(Exercise requirements) Which lines below hold the word "gesticht"? Report each one.

(Extracted records)
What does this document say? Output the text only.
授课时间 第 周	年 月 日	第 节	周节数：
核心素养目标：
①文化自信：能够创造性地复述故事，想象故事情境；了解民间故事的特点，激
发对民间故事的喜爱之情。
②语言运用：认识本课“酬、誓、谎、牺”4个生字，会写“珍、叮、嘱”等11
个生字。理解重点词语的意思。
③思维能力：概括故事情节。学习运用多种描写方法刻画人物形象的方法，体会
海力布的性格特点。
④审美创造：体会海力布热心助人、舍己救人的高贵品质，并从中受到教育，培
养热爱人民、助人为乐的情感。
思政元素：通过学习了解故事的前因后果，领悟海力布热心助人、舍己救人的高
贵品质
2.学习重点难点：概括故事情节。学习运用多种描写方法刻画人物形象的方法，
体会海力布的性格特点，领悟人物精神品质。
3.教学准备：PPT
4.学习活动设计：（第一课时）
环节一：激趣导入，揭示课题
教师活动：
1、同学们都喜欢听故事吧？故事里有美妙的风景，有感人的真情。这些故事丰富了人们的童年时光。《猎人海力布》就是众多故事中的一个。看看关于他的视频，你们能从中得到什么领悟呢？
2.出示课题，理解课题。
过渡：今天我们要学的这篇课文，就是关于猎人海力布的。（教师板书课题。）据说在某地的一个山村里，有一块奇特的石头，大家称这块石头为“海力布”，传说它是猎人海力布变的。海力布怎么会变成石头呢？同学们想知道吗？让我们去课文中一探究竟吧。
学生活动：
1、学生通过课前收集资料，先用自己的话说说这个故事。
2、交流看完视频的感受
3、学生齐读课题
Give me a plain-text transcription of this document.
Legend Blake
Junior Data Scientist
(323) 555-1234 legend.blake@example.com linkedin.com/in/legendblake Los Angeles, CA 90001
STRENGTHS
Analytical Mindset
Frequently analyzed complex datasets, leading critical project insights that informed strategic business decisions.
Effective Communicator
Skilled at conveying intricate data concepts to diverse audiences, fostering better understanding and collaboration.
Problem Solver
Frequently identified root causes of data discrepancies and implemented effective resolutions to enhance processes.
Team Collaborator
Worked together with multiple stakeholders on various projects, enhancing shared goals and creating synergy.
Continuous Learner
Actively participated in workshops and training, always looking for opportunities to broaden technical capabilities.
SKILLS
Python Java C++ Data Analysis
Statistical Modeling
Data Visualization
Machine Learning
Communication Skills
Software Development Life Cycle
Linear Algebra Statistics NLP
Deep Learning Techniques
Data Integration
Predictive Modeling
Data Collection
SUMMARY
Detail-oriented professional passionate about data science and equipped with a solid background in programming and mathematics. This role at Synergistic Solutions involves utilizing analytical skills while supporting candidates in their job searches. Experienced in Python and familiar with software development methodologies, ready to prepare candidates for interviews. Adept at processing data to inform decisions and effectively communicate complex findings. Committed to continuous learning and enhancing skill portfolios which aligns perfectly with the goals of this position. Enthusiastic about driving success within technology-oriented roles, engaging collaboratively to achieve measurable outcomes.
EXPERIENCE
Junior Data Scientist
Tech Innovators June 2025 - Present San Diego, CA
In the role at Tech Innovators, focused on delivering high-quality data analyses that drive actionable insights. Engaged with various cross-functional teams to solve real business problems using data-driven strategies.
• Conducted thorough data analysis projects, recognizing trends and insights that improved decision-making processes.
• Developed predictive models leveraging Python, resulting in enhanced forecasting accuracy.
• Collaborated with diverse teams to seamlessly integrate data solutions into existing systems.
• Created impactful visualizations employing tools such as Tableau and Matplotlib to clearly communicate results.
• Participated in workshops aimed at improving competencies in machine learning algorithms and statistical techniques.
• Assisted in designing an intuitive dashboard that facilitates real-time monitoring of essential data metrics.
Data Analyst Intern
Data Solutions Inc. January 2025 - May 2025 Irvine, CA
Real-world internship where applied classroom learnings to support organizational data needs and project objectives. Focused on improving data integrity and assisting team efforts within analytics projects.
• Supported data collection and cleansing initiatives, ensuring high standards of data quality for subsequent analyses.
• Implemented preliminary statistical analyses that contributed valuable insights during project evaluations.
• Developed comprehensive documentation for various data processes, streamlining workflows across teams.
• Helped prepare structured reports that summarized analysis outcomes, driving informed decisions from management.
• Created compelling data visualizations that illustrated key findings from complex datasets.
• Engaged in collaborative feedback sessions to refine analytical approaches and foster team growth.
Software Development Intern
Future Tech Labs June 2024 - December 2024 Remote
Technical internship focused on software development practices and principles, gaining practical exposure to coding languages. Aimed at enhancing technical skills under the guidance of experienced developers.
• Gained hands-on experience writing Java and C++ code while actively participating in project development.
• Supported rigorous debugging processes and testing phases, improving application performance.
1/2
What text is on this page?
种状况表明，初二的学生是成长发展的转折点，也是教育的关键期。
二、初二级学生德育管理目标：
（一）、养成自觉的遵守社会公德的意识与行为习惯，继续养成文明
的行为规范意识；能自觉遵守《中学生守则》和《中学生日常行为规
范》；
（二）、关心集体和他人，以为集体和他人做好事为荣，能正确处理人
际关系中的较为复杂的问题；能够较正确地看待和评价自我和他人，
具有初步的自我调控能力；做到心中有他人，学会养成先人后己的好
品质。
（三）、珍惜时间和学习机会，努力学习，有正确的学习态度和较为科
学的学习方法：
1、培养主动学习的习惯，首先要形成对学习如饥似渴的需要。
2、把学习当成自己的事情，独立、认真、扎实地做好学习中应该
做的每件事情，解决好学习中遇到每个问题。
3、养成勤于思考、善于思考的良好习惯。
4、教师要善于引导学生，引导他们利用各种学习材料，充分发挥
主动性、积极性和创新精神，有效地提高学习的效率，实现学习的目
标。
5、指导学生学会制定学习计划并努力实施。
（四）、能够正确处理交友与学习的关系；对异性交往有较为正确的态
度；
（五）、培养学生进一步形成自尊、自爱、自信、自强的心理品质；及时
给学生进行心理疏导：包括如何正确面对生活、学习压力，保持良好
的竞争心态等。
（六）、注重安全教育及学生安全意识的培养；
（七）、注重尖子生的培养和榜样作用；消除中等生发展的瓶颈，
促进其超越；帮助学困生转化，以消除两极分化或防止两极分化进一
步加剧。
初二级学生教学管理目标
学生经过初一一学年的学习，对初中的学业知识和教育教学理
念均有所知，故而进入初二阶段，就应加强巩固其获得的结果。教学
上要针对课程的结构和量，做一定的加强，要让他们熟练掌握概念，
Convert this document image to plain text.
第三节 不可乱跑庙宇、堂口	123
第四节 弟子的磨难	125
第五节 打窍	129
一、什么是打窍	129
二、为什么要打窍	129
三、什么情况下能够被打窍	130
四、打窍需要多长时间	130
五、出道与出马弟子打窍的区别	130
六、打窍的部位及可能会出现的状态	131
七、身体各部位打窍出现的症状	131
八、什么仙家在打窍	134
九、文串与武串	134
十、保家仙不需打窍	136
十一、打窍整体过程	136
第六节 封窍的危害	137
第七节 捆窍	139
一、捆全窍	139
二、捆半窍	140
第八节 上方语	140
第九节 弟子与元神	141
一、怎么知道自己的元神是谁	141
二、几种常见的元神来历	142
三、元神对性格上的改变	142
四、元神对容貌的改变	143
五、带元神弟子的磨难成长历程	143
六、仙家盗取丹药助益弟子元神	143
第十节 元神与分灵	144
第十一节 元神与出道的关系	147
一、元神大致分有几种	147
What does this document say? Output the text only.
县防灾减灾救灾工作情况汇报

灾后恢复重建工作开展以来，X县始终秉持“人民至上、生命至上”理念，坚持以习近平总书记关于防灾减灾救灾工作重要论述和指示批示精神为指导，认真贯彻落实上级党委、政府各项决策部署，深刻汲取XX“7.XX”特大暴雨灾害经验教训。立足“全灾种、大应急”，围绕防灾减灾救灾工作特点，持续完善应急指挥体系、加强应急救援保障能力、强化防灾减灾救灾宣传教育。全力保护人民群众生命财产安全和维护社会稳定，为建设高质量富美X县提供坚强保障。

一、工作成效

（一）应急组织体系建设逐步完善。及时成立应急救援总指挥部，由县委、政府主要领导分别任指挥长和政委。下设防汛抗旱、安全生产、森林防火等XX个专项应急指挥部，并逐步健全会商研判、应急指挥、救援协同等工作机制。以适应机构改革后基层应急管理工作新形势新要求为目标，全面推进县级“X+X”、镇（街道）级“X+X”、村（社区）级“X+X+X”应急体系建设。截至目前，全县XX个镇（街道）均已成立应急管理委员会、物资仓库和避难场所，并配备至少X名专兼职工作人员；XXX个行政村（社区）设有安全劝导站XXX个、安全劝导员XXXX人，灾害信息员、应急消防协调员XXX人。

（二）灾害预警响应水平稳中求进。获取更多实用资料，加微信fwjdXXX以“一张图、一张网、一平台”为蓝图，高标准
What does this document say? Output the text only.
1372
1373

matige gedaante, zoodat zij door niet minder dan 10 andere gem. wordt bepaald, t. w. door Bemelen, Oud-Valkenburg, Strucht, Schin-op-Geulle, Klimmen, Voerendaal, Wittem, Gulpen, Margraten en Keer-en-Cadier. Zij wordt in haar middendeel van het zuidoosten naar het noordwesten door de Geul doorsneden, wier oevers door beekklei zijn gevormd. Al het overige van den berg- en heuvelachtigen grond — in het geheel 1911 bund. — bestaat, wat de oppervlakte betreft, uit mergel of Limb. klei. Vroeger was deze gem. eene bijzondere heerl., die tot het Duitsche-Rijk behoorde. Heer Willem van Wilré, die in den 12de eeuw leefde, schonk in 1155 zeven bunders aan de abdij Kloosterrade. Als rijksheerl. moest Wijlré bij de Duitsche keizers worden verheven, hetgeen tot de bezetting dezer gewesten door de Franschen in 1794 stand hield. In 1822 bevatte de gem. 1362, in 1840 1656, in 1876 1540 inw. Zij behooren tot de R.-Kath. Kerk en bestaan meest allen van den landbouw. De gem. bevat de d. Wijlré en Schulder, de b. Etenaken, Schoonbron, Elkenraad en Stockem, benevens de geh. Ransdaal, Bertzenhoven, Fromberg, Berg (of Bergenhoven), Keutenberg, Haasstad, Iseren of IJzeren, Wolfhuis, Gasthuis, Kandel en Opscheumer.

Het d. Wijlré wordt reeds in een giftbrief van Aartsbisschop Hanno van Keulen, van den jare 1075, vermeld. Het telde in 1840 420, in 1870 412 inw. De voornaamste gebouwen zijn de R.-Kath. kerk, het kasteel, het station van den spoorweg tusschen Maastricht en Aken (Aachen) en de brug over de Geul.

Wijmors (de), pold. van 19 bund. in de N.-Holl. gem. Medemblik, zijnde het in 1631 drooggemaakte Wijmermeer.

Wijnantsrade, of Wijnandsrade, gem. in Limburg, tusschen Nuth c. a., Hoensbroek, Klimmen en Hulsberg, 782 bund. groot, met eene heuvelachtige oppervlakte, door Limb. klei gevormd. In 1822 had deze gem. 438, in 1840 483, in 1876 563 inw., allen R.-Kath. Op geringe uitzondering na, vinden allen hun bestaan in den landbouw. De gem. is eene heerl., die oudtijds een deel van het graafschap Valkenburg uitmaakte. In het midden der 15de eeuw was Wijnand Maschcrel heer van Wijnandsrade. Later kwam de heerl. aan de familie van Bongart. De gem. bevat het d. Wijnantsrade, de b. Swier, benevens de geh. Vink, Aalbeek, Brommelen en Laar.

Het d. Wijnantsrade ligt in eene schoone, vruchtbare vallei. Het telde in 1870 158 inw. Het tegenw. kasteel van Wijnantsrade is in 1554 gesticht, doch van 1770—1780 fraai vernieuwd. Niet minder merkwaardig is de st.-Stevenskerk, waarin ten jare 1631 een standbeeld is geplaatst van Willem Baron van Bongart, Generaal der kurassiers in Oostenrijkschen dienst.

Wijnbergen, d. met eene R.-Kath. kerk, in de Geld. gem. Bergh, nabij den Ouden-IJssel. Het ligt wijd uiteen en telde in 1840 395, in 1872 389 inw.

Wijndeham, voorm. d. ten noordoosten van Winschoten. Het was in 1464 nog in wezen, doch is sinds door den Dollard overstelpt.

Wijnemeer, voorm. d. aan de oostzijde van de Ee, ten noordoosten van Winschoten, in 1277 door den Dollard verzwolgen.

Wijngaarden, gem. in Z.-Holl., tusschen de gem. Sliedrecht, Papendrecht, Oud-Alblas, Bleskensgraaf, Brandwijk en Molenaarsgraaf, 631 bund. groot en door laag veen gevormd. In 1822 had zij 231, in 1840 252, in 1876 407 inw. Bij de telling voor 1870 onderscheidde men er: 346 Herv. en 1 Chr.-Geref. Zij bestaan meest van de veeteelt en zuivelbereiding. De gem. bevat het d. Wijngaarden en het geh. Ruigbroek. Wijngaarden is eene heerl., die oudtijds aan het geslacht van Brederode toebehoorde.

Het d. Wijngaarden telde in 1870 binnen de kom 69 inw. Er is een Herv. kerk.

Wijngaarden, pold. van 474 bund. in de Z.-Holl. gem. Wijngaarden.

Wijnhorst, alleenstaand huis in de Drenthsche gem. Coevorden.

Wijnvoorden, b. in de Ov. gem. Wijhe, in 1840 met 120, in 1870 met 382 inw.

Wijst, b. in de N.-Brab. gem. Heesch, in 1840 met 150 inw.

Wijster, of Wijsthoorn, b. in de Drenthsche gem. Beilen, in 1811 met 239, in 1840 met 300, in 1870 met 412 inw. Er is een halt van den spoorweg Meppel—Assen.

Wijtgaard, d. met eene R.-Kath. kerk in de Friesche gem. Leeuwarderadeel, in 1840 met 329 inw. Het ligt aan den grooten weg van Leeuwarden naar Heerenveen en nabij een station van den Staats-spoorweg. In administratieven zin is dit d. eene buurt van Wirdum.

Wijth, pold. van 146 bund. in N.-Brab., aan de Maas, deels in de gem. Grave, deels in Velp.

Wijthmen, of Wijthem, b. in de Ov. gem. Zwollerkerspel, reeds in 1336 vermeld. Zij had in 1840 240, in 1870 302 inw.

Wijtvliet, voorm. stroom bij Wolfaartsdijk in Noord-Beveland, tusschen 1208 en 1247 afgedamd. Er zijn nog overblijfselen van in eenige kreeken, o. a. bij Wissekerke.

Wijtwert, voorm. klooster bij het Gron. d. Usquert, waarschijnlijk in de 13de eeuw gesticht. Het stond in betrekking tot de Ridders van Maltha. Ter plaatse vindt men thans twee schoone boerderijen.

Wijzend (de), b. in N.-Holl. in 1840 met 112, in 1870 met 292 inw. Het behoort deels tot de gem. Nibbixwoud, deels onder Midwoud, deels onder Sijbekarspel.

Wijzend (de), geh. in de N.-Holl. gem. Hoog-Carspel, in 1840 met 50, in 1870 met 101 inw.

(Exercise solution)
Het d. Wijnantsrade ligt in eene schoone, vruchtbare vallei. Het telde in 1870 158 inw. Het tegenw. kasteel van Wijnantsrade is in 1554 gesticht, doch van 1770—1780 fraai vernieuwd. Niet minder merkwaardig is de st.-Stevenskerk, waarin ten jare 1631 een standbeeld is geplaatst van Willem Baron van Bongart, Generaal der kurassiers in Oostenrijkschen dienst.
Wijtwert, voorm. klooster bij het Gron. d. Usquert, waarschijnlijk in de 13de eeuw gesticht. Het stond in betrekking tot de Ridders van Maltha. Ter plaatse vindt men thans twee schoone boerderijen.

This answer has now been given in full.